WHAT IS NEEDED: Check each line below for the word "text", and copy those that have it.

SUPPLIED DATA:
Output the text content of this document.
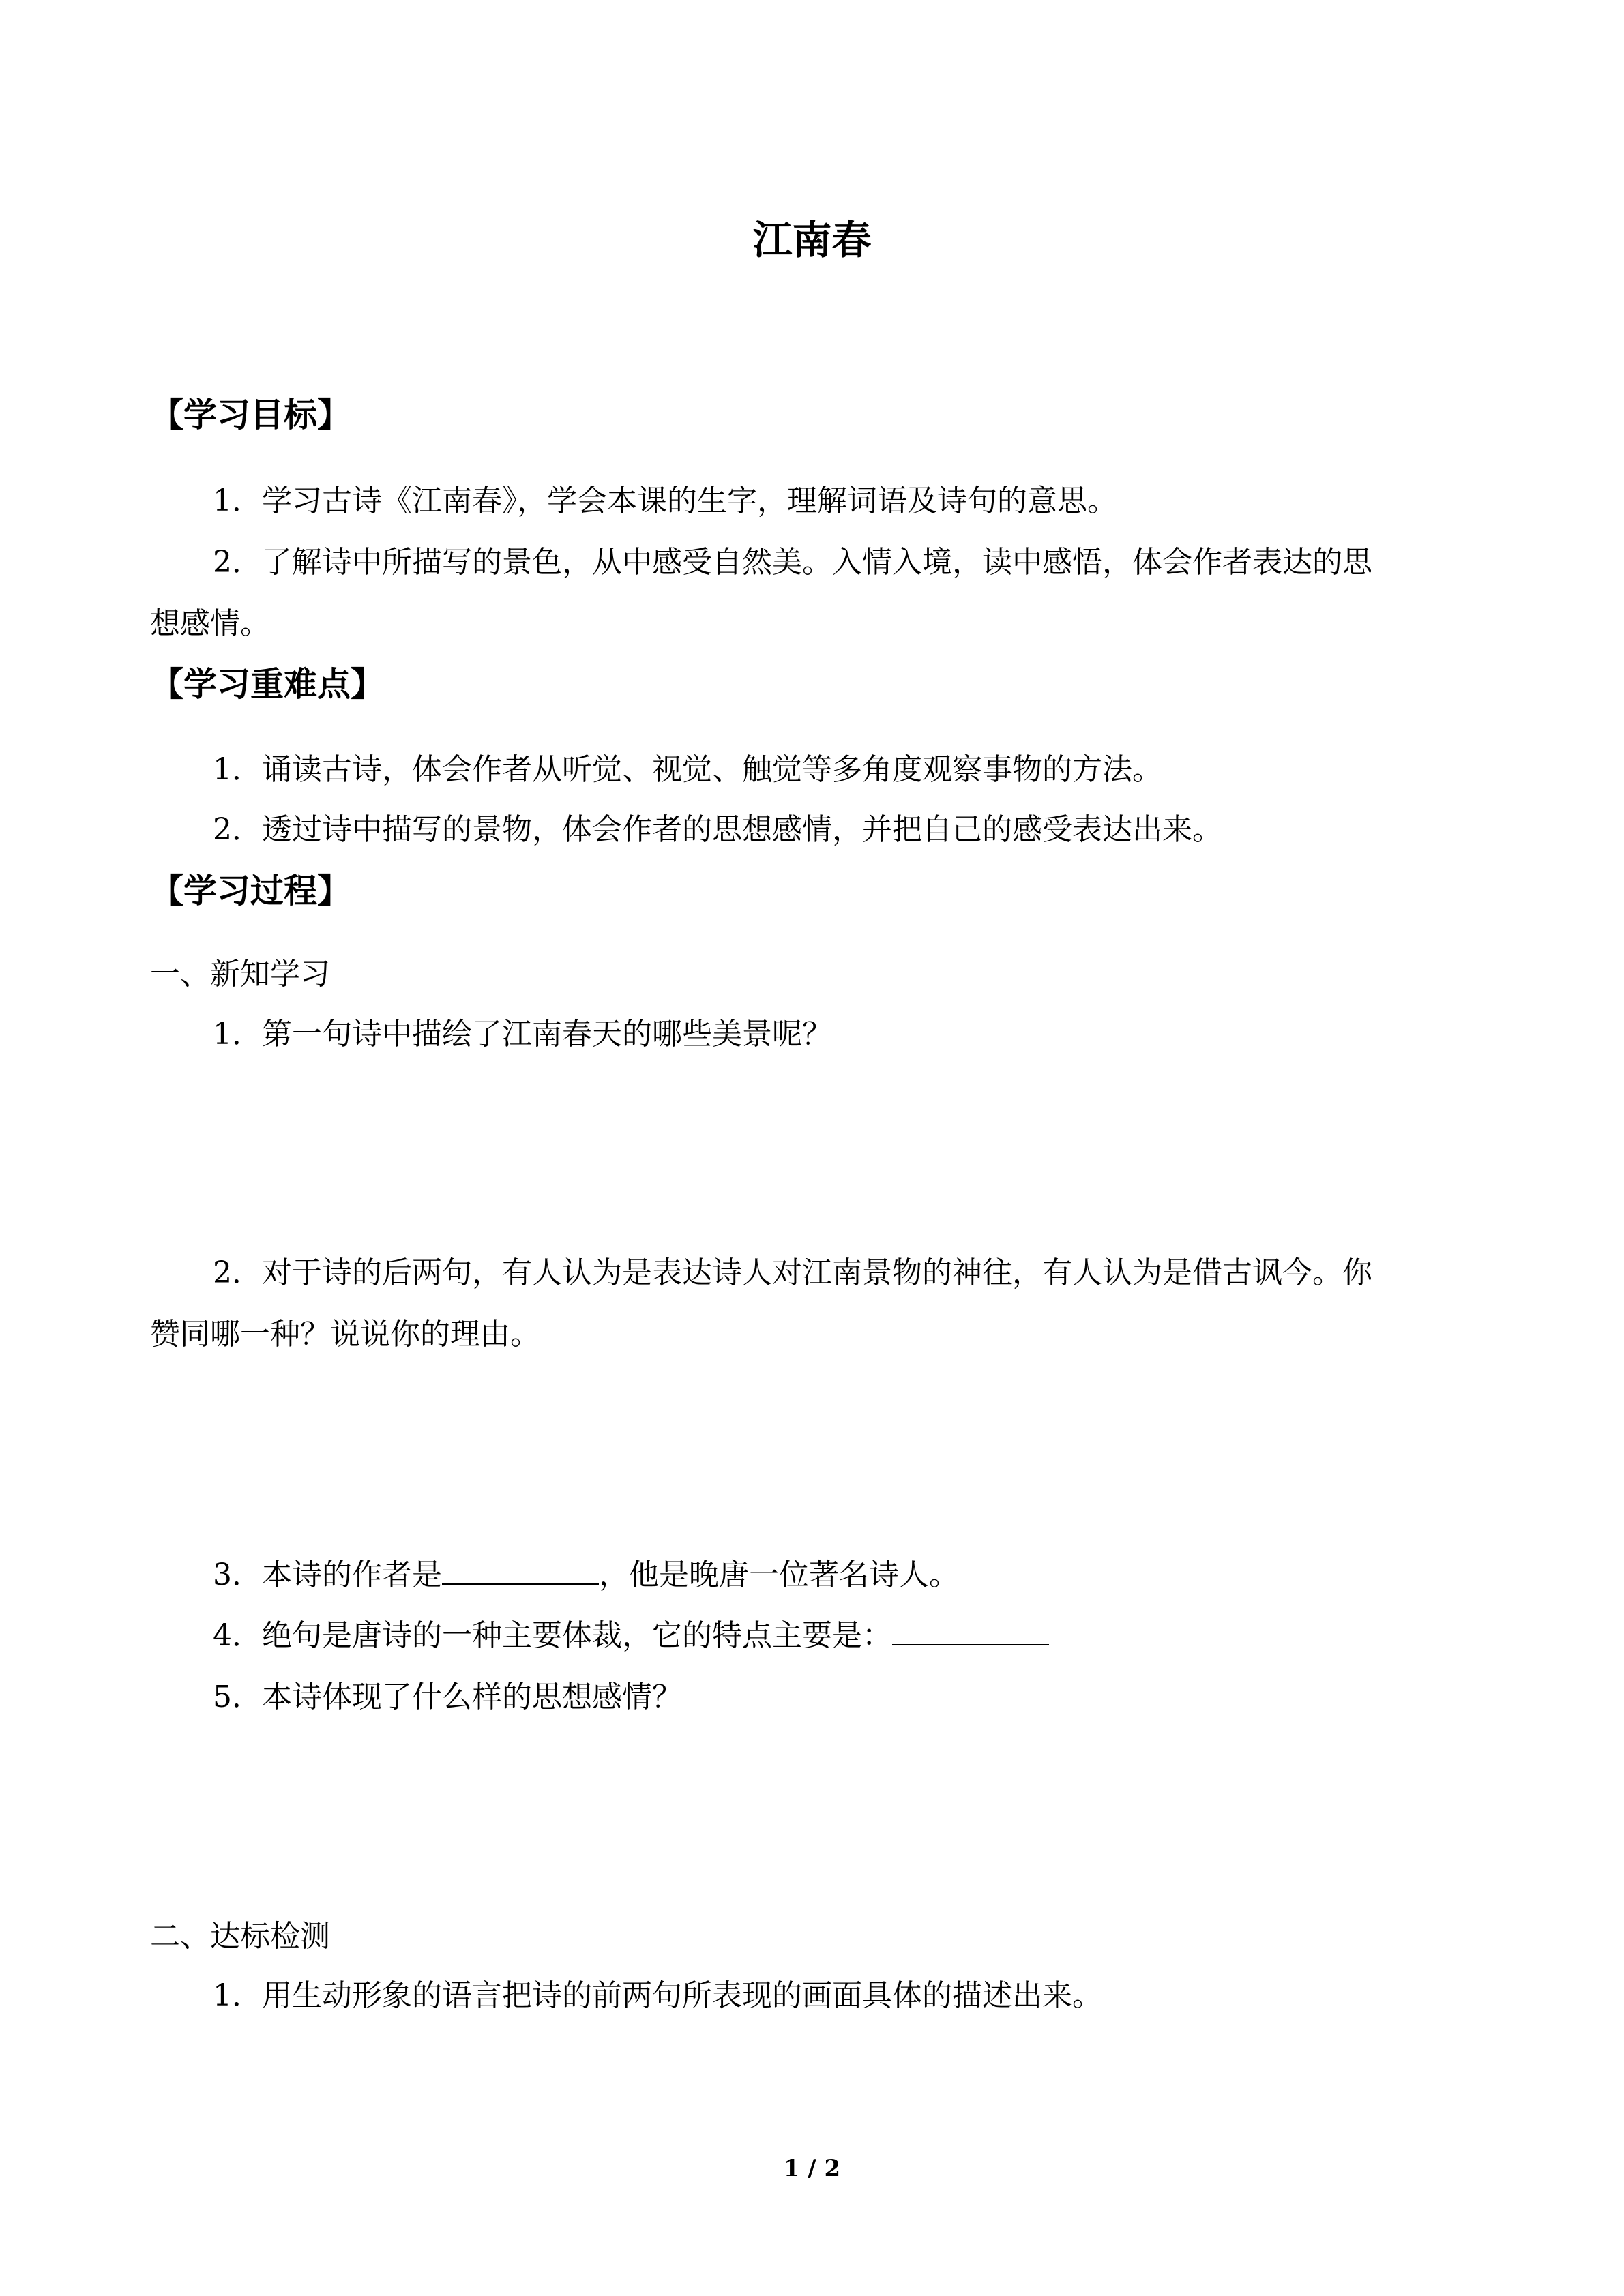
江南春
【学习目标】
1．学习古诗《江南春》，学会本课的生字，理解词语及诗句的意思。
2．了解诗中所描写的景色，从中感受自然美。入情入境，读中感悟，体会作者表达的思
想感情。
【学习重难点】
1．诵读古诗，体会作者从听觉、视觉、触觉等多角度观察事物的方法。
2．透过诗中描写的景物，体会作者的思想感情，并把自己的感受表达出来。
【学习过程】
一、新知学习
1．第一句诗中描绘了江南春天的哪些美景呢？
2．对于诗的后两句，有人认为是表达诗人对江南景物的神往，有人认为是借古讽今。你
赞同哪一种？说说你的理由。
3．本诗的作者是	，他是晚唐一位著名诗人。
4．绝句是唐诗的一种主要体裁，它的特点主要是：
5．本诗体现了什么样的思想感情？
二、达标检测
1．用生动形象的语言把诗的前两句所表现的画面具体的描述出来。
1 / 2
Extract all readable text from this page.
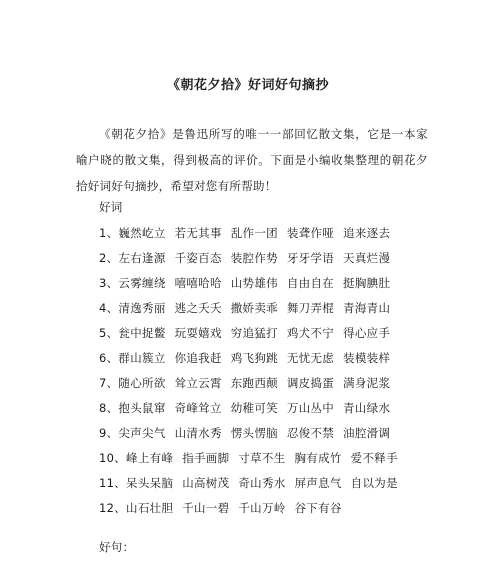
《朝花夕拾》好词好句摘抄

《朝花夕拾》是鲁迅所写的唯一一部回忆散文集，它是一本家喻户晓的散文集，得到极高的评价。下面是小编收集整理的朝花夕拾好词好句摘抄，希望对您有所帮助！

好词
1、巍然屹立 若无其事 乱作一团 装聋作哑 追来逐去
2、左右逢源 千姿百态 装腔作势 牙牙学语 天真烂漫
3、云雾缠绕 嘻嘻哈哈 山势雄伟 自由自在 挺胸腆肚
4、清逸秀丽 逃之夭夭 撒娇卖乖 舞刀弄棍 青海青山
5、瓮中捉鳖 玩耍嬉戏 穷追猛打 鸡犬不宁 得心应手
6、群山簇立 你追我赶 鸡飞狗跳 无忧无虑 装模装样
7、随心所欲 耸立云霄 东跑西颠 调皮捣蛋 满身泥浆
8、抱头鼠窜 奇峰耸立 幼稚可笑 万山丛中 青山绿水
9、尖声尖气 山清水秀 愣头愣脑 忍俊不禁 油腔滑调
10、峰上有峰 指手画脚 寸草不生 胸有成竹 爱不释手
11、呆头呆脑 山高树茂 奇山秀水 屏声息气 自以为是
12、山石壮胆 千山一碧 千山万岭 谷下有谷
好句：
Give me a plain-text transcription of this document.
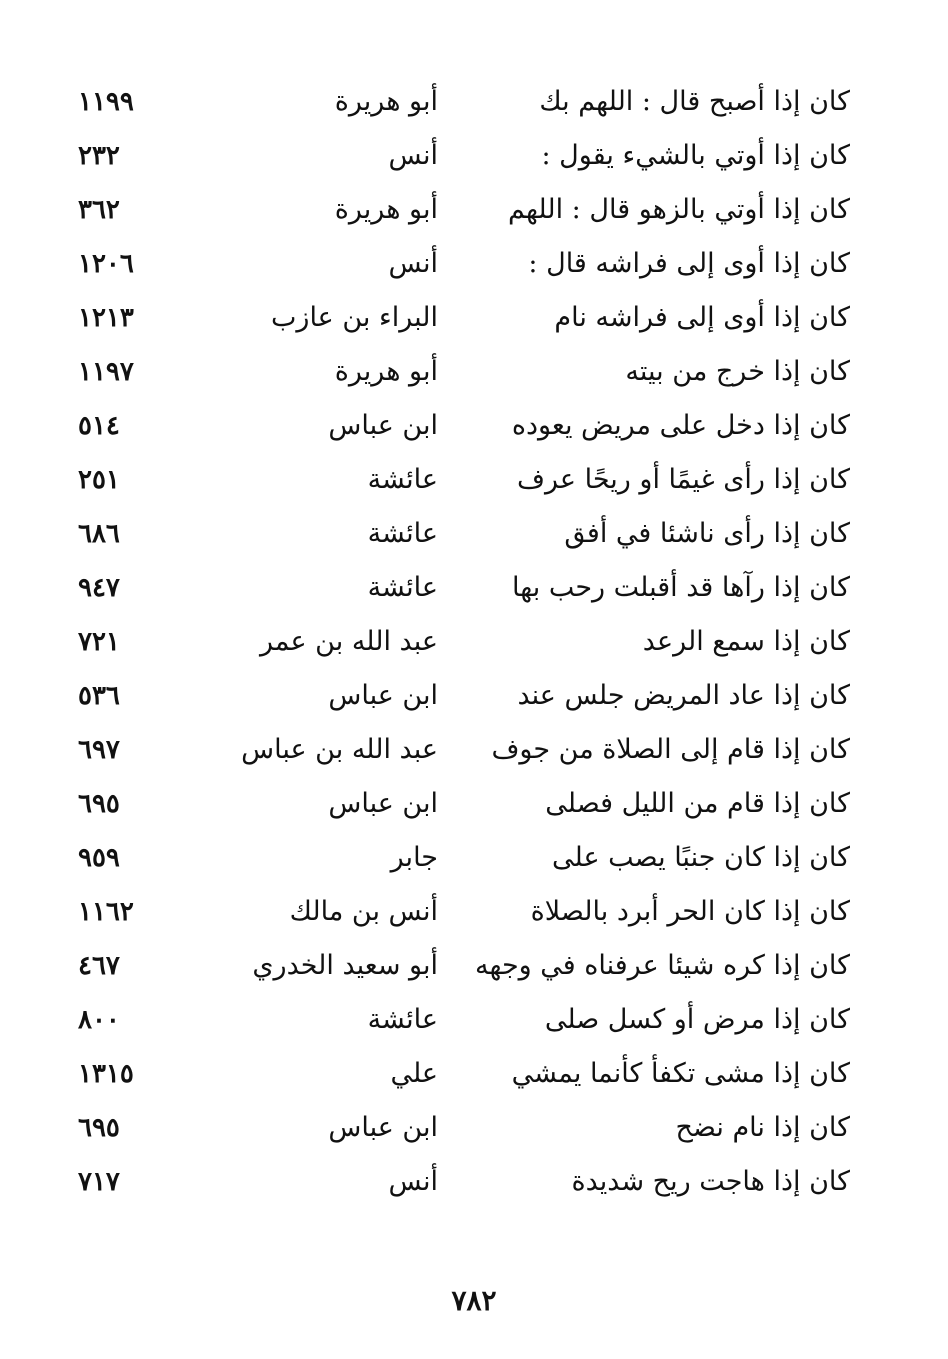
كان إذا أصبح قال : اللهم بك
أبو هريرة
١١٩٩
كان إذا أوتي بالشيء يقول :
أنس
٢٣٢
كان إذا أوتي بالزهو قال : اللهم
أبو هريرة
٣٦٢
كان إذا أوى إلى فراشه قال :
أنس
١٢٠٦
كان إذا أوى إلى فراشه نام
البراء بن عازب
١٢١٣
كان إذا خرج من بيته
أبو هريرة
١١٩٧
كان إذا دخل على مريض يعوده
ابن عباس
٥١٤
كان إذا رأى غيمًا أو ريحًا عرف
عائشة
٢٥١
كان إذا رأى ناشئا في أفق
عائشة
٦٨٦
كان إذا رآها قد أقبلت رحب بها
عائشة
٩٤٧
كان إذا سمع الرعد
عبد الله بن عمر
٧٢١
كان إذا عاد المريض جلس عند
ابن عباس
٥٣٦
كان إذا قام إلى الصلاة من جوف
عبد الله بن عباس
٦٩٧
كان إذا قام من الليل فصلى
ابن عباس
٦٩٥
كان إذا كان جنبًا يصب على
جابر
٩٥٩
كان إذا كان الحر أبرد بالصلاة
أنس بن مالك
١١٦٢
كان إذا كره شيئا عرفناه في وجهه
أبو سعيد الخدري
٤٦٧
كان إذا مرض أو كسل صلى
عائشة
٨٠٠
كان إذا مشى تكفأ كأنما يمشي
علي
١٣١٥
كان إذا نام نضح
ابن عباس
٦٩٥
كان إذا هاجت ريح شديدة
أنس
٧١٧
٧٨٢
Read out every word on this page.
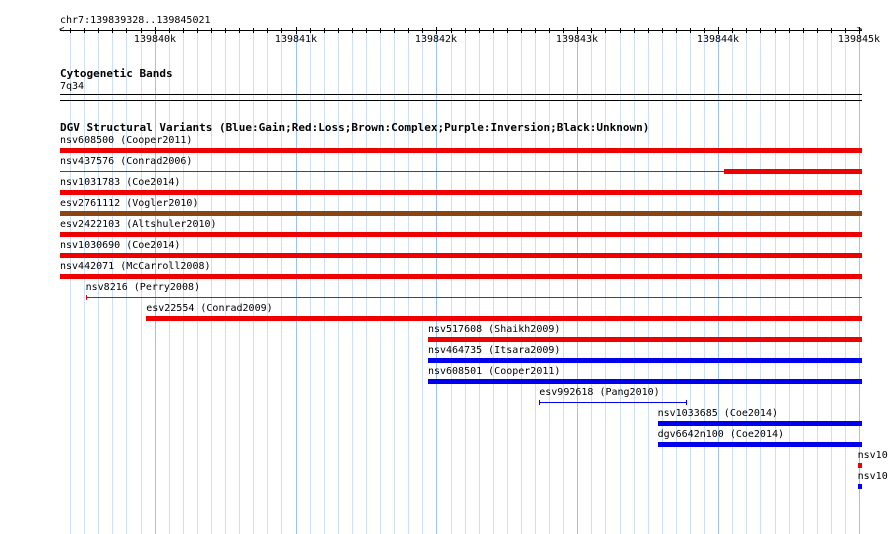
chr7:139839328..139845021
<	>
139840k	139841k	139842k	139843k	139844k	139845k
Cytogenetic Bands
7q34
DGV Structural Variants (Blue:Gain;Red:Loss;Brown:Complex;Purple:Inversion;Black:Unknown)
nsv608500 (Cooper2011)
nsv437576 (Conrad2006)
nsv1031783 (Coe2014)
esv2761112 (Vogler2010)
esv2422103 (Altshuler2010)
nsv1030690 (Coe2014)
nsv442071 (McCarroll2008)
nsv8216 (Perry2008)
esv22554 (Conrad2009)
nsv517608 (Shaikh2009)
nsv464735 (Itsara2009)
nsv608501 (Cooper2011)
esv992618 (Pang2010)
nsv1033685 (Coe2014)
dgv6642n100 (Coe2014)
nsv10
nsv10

FULL OUTPUT:
Output the text content of this document.
Extract all readable text from this page.
Give me a plain-text transcription of this document.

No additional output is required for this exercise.